Exercise directions. Copy each line of the material below that includes the string "Mark".
----- Input data
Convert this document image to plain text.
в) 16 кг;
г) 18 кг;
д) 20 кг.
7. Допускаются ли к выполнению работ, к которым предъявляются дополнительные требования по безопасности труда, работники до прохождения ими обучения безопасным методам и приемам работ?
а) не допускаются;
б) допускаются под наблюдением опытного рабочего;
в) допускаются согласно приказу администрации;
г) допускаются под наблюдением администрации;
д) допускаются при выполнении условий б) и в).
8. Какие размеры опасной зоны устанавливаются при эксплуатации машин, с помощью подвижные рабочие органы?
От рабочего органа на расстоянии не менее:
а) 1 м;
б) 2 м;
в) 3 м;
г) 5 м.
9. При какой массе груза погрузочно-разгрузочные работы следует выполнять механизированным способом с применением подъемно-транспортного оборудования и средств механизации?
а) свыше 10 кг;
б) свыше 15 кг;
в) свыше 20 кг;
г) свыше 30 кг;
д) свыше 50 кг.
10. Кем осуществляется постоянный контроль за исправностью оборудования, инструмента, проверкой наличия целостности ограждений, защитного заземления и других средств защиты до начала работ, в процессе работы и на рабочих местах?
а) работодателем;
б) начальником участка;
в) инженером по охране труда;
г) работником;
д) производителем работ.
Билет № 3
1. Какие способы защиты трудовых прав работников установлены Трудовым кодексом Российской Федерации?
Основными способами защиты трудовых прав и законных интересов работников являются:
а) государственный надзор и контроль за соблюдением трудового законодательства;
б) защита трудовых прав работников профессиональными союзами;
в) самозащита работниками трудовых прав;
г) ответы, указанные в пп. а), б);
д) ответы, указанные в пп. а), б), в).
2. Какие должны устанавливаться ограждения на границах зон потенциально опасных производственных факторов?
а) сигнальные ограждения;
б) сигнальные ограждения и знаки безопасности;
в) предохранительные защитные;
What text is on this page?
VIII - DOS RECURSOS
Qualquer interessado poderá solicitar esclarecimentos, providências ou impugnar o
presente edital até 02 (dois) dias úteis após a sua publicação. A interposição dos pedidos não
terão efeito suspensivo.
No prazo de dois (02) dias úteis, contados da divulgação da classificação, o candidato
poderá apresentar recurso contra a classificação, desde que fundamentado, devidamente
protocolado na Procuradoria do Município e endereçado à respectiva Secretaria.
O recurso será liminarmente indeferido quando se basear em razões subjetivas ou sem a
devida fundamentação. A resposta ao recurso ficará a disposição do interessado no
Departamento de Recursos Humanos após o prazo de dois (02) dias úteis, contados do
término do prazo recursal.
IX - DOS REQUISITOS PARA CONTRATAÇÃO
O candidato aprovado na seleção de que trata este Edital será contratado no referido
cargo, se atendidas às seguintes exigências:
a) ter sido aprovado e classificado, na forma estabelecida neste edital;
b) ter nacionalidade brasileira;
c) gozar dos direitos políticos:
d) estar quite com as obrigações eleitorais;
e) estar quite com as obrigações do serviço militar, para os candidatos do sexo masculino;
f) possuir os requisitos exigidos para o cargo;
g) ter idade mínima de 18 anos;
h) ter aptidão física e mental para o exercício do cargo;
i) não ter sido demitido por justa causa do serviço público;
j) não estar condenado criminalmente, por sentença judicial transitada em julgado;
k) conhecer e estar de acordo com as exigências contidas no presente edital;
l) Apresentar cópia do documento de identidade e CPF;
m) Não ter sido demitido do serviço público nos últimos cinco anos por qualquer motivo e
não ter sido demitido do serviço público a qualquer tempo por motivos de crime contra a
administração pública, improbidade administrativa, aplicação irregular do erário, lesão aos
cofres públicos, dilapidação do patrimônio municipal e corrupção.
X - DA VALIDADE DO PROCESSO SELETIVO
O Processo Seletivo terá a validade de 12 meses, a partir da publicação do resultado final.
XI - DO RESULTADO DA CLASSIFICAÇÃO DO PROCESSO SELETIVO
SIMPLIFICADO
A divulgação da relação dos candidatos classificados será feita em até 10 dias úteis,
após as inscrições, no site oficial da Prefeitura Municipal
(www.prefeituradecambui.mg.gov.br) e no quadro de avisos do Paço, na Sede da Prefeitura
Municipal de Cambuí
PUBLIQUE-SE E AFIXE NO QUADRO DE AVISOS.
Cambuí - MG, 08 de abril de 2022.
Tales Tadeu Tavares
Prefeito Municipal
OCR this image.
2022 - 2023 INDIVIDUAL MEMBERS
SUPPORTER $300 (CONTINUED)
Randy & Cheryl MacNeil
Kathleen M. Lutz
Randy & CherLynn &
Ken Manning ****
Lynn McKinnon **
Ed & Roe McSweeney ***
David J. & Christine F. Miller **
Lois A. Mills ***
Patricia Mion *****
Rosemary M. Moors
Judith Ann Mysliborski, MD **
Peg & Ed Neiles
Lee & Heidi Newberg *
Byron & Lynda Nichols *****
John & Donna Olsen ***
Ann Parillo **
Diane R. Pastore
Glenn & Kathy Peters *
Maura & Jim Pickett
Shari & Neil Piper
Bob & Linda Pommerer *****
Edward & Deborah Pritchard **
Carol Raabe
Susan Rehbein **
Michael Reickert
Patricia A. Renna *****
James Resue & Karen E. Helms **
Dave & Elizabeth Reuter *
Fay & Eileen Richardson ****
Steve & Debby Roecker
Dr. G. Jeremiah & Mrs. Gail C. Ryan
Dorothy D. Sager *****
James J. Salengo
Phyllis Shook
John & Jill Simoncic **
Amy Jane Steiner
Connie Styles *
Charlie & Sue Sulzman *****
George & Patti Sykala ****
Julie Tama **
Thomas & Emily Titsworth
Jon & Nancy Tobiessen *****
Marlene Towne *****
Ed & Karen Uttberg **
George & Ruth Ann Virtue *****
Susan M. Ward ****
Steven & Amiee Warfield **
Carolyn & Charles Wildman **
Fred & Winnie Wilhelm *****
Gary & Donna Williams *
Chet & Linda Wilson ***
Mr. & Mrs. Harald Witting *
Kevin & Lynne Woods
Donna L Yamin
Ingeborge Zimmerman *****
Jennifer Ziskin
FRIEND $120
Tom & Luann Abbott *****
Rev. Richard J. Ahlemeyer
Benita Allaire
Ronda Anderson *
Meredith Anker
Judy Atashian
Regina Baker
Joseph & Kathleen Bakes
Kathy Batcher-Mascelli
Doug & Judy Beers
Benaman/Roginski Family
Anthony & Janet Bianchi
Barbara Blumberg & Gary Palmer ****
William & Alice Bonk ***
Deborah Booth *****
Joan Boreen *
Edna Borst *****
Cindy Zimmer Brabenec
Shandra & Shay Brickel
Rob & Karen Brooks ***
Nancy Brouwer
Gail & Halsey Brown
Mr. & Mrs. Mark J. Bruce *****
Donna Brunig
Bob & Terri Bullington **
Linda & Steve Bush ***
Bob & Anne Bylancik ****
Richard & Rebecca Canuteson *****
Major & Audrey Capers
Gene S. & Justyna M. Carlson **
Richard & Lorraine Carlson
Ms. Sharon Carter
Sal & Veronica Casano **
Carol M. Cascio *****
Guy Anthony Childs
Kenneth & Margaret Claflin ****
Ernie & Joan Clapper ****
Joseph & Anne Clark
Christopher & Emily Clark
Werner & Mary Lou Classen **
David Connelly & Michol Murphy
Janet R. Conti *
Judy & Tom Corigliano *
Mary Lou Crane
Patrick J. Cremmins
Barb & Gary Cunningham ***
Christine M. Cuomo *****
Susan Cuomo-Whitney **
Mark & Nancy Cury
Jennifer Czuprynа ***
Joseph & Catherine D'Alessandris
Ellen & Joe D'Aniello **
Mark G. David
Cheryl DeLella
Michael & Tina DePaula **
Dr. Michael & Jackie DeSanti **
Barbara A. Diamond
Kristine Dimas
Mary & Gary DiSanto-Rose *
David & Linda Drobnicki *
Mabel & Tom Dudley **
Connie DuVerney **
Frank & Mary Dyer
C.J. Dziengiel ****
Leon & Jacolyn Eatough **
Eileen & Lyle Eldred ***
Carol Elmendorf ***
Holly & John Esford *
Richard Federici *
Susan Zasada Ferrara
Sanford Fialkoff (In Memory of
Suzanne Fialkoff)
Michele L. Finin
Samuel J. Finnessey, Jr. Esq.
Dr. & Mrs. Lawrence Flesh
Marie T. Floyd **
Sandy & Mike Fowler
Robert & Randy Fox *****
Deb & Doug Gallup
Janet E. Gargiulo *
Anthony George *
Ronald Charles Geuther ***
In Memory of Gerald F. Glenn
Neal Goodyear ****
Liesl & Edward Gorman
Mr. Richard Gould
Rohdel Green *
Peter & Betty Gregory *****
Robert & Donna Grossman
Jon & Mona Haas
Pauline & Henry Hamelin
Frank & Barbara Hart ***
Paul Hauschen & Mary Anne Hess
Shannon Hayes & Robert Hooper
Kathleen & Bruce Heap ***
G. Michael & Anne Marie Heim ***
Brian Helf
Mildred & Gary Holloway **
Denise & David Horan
----------
Solution.
Mr. & Mrs. Mark J. Bruce *****
Mark & Nancy Cury
Mark G. David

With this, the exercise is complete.